PROBLEM DETAILS: Give the material once more, word for word, without any images.
━━━━━ RECORD LIST ━━━━━
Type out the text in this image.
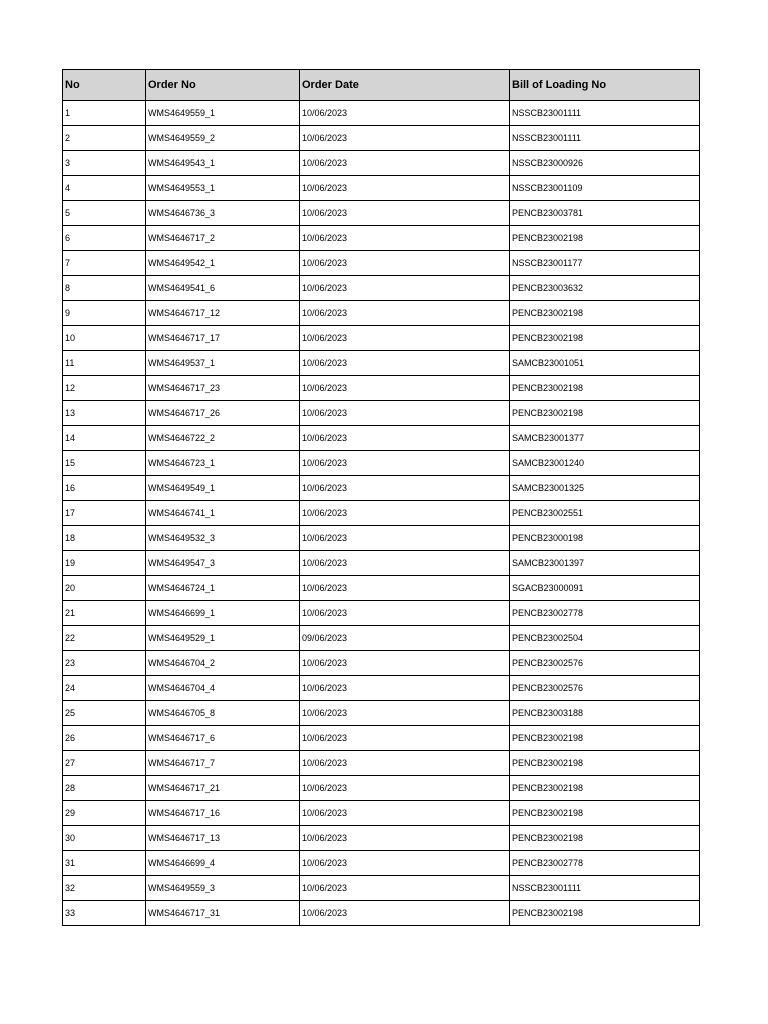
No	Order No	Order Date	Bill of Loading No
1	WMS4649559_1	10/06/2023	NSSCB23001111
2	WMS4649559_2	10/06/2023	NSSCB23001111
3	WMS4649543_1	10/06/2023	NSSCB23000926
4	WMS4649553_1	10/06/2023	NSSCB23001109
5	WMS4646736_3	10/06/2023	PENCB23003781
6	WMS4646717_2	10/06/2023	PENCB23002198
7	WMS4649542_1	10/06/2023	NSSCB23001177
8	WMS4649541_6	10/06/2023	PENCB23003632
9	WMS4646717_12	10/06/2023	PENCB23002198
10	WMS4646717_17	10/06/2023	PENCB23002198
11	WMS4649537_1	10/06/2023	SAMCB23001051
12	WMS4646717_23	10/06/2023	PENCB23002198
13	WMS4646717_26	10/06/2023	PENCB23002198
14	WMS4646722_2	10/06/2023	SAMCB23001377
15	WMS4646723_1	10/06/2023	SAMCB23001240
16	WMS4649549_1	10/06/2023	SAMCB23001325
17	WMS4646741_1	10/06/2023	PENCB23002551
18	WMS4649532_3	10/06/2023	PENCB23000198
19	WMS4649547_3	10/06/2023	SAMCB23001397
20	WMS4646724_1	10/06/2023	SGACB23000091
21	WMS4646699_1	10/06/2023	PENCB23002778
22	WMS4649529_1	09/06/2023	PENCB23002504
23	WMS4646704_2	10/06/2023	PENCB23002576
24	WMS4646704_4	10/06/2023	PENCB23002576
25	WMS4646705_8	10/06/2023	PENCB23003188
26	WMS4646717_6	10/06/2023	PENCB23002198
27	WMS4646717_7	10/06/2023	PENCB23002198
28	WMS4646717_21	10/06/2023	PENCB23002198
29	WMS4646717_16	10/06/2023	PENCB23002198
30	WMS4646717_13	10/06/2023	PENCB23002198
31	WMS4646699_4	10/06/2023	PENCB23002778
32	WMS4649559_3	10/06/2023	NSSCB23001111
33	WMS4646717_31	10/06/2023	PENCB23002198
━━━━━
ANSWER FOR THE TASK:
Type out the text in this image.
No	Order No	Order Date	Bill of Loading No
1	WMS4649559_1	10/06/2023	NSSCB23001111
2	WMS4649559_2	10/06/2023	NSSCB23001111
3	WMS4649543_1	10/06/2023	NSSCB23000926
4	WMS4649553_1	10/06/2023	NSSCB23001109
5	WMS4646736_3	10/06/2023	PENCB23003781
6	WMS4646717_2	10/06/2023	PENCB23002198
7	WMS4649542_1	10/06/2023	NSSCB23001177
8	WMS4649541_6	10/06/2023	PENCB23003632
9	WMS4646717_12	10/06/2023	PENCB23002198
10	WMS4646717_17	10/06/2023	PENCB23002198
11	WMS4649537_1	10/06/2023	SAMCB23001051
12	WMS4646717_23	10/06/2023	PENCB23002198
13	WMS4646717_26	10/06/2023	PENCB23002198
14	WMS4646722_2	10/06/2023	SAMCB23001377
15	WMS4646723_1	10/06/2023	SAMCB23001240
16	WMS4649549_1	10/06/2023	SAMCB23001325
17	WMS4646741_1	10/06/2023	PENCB23002551
18	WMS4649532_3	10/06/2023	PENCB23000198
19	WMS4649547_3	10/06/2023	SAMCB23001397
20	WMS4646724_1	10/06/2023	SGACB23000091
21	WMS4646699_1	10/06/2023	PENCB23002778
22	WMS4649529_1	09/06/2023	PENCB23002504
23	WMS4646704_2	10/06/2023	PENCB23002576
24	WMS4646704_4	10/06/2023	PENCB23002576
25	WMS4646705_8	10/06/2023	PENCB23003188
26	WMS4646717_6	10/06/2023	PENCB23002198
27	WMS4646717_7	10/06/2023	PENCB23002198
28	WMS4646717_21	10/06/2023	PENCB23002198
29	WMS4646717_16	10/06/2023	PENCB23002198
30	WMS4646717_13	10/06/2023	PENCB23002198
31	WMS4646699_4	10/06/2023	PENCB23002778
32	WMS4649559_3	10/06/2023	NSSCB23001111
33	WMS4646717_31	10/06/2023	PENCB23002198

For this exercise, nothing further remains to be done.